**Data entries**

## Begin

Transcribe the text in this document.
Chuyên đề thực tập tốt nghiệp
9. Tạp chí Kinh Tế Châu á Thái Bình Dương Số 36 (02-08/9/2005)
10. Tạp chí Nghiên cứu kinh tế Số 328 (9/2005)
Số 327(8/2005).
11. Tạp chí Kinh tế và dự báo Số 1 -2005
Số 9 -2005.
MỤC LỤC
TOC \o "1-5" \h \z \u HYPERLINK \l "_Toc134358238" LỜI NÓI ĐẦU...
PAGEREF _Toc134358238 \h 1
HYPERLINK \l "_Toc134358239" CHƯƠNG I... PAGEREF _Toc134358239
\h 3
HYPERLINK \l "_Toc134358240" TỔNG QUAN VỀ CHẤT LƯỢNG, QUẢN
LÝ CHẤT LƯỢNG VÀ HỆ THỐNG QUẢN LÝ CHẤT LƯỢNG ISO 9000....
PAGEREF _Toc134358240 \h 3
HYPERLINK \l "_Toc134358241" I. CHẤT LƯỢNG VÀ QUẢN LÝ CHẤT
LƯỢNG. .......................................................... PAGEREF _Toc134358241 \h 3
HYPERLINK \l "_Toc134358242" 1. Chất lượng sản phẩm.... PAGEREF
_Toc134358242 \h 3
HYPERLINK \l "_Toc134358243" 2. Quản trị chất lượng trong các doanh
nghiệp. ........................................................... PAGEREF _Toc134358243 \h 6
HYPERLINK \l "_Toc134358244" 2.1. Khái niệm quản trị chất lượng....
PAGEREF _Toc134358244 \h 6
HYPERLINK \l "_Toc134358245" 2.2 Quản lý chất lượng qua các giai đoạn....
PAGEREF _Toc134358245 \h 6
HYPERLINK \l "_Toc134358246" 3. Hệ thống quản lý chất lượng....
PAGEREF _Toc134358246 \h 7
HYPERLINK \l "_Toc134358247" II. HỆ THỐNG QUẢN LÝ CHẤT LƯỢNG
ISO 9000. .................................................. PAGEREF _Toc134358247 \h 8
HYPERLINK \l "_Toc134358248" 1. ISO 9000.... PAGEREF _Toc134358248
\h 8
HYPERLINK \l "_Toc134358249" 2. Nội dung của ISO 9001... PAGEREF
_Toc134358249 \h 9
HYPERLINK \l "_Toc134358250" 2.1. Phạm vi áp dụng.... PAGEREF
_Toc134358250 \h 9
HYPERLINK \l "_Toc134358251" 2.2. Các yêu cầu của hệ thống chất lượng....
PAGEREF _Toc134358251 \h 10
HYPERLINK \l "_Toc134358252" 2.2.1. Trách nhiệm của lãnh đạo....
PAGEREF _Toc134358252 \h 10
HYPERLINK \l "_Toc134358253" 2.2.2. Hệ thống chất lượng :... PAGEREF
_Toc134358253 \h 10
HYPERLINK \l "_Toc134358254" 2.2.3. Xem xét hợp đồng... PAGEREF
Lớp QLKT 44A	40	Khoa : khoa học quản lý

## End

**Problem to work on**
Write out all of the records above exactly as they appear.

**Output for this exercise**
Transcribe the text in this document.
Chuyên đề thực tập tốt nghiệp
9. Tạp chí Kinh Tế Châu á Thái Bình Dương Số 36 (02-08/9/2005)
10. Tạp chí Nghiên cứu kinh tế Số 328 (9/2005)
Số 327(8/2005).
11. Tạp chí Kinh tế và dự báo Số 1 -2005
Số 9 -2005.
MỤC LỤC
TOC \o "1-5" \h \z \u HYPERLINK \l "_Toc134358238" LỜI NÓI ĐẦU...
PAGEREF _Toc134358238 \h 1
HYPERLINK \l "_Toc134358239" CHƯƠNG I... PAGEREF _Toc134358239
\h 3
HYPERLINK \l "_Toc134358240" TỔNG QUAN VỀ CHẤT LƯỢNG, QUẢN
LÝ CHẤT LƯỢNG VÀ HỆ THỐNG QUẢN LÝ CHẤT LƯỢNG ISO 9000....
PAGEREF _Toc134358240 \h 3
HYPERLINK \l "_Toc134358241" I. CHẤT LƯỢNG VÀ QUẢN LÝ CHẤT
LƯỢNG. .......................................................... PAGEREF _Toc134358241 \h 3
HYPERLINK \l "_Toc134358242" 1. Chất lượng sản phẩm.... PAGEREF
_Toc134358242 \h 3
HYPERLINK \l "_Toc134358243" 2. Quản trị chất lượng trong các doanh
nghiệp. ........................................................... PAGEREF _Toc134358243 \h 6
HYPERLINK \l "_Toc134358244" 2.1. Khái niệm quản trị chất lượng....
PAGEREF _Toc134358244 \h 6
HYPERLINK \l "_Toc134358245" 2.2 Quản lý chất lượng qua các giai đoạn....
PAGEREF _Toc134358245 \h 6
HYPERLINK \l "_Toc134358246" 3. Hệ thống quản lý chất lượng....
PAGEREF _Toc134358246 \h 7
HYPERLINK \l "_Toc134358247" II. HỆ THỐNG QUẢN LÝ CHẤT LƯỢNG
ISO 9000. .................................................. PAGEREF _Toc134358247 \h 8
HYPERLINK \l "_Toc134358248" 1. ISO 9000.... PAGEREF _Toc134358248
\h 8
HYPERLINK \l "_Toc134358249" 2. Nội dung của ISO 9001... PAGEREF
_Toc134358249 \h 9
HYPERLINK \l "_Toc134358250" 2.1. Phạm vi áp dụng.... PAGEREF
_Toc134358250 \h 9
HYPERLINK \l "_Toc134358251" 2.2. Các yêu cầu của hệ thống chất lượng....
PAGEREF _Toc134358251 \h 10
HYPERLINK \l "_Toc134358252" 2.2.1. Trách nhiệm của lãnh đạo....
PAGEREF _Toc134358252 \h 10
HYPERLINK \l "_Toc134358253" 2.2.2. Hệ thống chất lượng :... PAGEREF
_Toc134358253 \h 10
HYPERLINK \l "_Toc134358254" 2.2.3. Xem xét hợp đồng... PAGEREF
Lớp QLKT 44A	40	Khoa : khoa học quản lý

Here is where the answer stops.